→ **Required work**
Copy every line of the data that includes the string "etylic".
--------------------------------
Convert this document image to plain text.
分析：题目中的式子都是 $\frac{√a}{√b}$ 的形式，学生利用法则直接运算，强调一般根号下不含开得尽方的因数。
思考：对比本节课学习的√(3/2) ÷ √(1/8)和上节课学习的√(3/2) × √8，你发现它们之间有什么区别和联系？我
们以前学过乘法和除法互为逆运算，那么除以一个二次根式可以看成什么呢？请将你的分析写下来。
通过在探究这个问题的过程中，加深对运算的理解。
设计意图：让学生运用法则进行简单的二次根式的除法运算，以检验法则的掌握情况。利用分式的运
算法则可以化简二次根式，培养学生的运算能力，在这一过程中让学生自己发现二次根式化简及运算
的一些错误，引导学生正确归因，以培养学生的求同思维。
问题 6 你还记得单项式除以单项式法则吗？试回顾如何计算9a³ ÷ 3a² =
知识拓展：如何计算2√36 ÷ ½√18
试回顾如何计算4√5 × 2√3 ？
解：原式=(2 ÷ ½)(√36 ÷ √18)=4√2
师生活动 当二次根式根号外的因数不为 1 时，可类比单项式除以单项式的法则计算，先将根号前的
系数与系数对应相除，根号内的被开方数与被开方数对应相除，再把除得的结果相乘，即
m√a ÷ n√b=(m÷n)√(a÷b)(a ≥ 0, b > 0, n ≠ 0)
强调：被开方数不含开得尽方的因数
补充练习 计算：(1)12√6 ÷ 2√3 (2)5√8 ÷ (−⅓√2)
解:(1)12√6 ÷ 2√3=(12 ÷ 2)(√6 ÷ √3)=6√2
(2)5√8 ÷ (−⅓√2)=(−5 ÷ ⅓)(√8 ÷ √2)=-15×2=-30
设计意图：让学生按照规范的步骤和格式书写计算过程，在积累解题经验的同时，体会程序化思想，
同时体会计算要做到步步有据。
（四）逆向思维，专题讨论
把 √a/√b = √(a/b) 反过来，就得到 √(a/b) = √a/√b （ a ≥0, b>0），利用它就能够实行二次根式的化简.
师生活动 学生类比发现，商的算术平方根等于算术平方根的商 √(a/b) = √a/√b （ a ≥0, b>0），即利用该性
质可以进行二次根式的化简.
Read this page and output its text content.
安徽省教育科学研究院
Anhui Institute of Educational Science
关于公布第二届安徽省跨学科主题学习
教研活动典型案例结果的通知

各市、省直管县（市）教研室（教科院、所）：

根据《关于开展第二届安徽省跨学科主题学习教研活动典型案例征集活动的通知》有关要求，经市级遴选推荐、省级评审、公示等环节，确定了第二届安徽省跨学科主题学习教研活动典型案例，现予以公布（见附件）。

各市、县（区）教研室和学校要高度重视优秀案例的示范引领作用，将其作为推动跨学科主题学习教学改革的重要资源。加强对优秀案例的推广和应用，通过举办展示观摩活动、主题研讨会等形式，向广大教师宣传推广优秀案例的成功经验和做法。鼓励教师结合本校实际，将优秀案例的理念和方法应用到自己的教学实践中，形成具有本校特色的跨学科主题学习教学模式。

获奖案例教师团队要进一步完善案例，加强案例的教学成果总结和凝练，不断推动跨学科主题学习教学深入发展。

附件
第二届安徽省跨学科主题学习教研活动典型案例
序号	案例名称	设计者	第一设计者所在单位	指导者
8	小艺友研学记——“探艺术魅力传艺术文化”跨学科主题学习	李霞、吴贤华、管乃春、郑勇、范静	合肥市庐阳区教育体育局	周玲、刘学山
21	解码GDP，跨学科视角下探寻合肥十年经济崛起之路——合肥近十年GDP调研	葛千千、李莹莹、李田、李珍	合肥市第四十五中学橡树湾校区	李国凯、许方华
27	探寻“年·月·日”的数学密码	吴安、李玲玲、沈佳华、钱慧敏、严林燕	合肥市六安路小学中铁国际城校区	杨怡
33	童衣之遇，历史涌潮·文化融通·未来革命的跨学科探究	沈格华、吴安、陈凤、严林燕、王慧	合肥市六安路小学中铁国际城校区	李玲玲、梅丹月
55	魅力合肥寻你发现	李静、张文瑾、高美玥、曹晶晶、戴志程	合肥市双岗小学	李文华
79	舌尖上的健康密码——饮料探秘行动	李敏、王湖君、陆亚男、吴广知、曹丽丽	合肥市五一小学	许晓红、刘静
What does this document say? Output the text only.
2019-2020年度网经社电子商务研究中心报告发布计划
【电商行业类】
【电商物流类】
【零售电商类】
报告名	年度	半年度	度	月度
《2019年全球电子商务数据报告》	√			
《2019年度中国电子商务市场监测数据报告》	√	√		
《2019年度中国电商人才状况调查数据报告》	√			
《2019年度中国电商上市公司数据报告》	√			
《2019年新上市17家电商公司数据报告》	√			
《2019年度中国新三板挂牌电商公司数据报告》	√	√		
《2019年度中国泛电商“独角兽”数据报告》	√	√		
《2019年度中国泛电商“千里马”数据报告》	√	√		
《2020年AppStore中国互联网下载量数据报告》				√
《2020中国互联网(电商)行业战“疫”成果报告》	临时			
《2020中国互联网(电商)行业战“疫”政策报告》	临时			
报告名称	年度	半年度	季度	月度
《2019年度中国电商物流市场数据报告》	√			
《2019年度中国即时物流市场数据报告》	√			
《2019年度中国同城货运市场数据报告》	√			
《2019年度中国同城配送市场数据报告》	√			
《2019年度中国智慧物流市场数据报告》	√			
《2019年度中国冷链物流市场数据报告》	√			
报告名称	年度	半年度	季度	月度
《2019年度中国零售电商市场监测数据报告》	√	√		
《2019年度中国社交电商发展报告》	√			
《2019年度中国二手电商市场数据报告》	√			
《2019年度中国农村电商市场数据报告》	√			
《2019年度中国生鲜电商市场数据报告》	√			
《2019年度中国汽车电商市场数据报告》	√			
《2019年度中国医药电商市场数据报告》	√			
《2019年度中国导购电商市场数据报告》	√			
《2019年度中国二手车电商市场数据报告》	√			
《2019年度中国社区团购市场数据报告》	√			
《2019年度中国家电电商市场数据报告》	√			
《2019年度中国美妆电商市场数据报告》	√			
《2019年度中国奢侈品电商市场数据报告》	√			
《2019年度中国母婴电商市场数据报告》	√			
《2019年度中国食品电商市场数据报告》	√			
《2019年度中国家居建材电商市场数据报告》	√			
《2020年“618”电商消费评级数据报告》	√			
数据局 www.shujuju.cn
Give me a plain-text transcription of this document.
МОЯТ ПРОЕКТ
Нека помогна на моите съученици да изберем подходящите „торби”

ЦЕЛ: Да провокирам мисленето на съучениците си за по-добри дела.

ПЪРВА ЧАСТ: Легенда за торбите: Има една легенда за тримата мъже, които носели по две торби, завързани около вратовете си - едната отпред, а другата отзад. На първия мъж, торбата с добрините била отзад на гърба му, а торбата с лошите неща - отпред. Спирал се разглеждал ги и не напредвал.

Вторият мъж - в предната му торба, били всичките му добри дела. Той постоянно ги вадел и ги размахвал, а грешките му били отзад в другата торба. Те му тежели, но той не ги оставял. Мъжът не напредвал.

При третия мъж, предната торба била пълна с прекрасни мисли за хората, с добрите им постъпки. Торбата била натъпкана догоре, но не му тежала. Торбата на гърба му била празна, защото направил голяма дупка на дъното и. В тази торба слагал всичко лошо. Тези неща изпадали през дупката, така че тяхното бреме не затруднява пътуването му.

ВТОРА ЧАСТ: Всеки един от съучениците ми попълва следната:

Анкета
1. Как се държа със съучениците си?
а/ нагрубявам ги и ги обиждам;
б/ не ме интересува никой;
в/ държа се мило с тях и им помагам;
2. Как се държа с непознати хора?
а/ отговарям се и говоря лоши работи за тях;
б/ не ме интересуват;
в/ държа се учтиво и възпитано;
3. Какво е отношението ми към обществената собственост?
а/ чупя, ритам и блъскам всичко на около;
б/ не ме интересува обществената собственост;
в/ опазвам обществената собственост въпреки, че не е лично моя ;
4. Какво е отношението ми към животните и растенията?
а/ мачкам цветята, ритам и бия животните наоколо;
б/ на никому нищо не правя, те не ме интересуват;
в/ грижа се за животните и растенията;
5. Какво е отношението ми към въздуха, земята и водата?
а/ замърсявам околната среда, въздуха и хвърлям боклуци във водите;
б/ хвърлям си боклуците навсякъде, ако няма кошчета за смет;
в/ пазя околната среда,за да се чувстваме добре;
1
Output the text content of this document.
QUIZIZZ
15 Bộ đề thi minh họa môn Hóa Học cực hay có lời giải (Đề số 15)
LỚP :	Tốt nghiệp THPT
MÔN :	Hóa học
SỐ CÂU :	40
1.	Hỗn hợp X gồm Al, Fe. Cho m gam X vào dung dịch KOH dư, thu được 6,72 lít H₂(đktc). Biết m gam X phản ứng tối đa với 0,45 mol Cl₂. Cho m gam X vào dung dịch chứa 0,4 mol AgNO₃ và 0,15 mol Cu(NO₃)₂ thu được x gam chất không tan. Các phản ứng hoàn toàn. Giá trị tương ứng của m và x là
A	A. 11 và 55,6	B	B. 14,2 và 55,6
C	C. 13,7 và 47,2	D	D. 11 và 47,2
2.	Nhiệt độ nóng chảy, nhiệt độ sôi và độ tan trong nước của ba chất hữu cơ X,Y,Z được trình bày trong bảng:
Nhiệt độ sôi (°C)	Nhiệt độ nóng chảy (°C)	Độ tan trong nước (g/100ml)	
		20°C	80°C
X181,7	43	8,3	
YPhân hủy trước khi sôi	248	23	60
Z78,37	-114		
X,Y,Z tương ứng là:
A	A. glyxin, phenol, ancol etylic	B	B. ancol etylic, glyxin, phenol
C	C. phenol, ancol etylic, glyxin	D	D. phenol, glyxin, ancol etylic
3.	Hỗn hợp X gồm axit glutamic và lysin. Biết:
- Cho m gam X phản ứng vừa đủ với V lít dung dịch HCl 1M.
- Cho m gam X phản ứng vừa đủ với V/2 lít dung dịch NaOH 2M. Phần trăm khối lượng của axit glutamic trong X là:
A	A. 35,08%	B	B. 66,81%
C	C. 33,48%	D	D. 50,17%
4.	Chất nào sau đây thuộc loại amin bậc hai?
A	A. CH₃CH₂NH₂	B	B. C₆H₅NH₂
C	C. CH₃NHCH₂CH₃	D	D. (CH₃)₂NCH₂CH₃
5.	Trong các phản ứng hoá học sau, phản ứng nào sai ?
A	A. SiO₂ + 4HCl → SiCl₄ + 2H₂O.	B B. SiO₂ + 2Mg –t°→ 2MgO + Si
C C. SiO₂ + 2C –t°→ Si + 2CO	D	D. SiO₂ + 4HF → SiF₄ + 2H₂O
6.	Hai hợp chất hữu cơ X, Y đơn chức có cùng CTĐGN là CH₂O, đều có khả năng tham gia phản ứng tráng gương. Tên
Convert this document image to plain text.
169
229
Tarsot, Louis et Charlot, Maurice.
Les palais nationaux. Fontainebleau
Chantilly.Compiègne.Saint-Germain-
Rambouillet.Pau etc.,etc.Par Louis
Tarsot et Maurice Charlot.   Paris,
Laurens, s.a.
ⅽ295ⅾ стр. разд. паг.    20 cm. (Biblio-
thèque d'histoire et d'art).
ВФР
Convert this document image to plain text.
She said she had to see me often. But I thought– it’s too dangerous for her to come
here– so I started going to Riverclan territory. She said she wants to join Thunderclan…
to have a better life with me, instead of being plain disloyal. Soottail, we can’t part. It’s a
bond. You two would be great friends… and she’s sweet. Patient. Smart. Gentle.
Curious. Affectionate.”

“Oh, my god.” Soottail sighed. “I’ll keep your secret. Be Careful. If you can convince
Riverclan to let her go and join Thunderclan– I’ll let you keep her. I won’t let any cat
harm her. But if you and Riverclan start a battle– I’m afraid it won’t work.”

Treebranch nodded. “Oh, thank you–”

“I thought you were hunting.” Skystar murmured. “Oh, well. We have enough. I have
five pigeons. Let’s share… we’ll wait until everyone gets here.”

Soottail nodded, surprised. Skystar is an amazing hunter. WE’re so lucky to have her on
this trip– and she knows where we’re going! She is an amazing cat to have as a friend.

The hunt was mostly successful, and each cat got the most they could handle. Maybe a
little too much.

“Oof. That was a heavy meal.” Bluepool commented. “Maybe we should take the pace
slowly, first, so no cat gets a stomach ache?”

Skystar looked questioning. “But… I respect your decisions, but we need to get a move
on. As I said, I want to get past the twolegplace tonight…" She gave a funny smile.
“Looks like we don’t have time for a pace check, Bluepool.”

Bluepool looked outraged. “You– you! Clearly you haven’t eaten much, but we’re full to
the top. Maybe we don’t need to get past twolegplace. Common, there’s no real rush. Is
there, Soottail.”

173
--------------------------------
→ **Final result**
A	A. glyxin, phenol, ancol etylic	B	B. ancol etylic, glyxin, phenol
C	C. phenol, ancol etylic, glyxin	D	D. phenol, glyxin, ancol etylic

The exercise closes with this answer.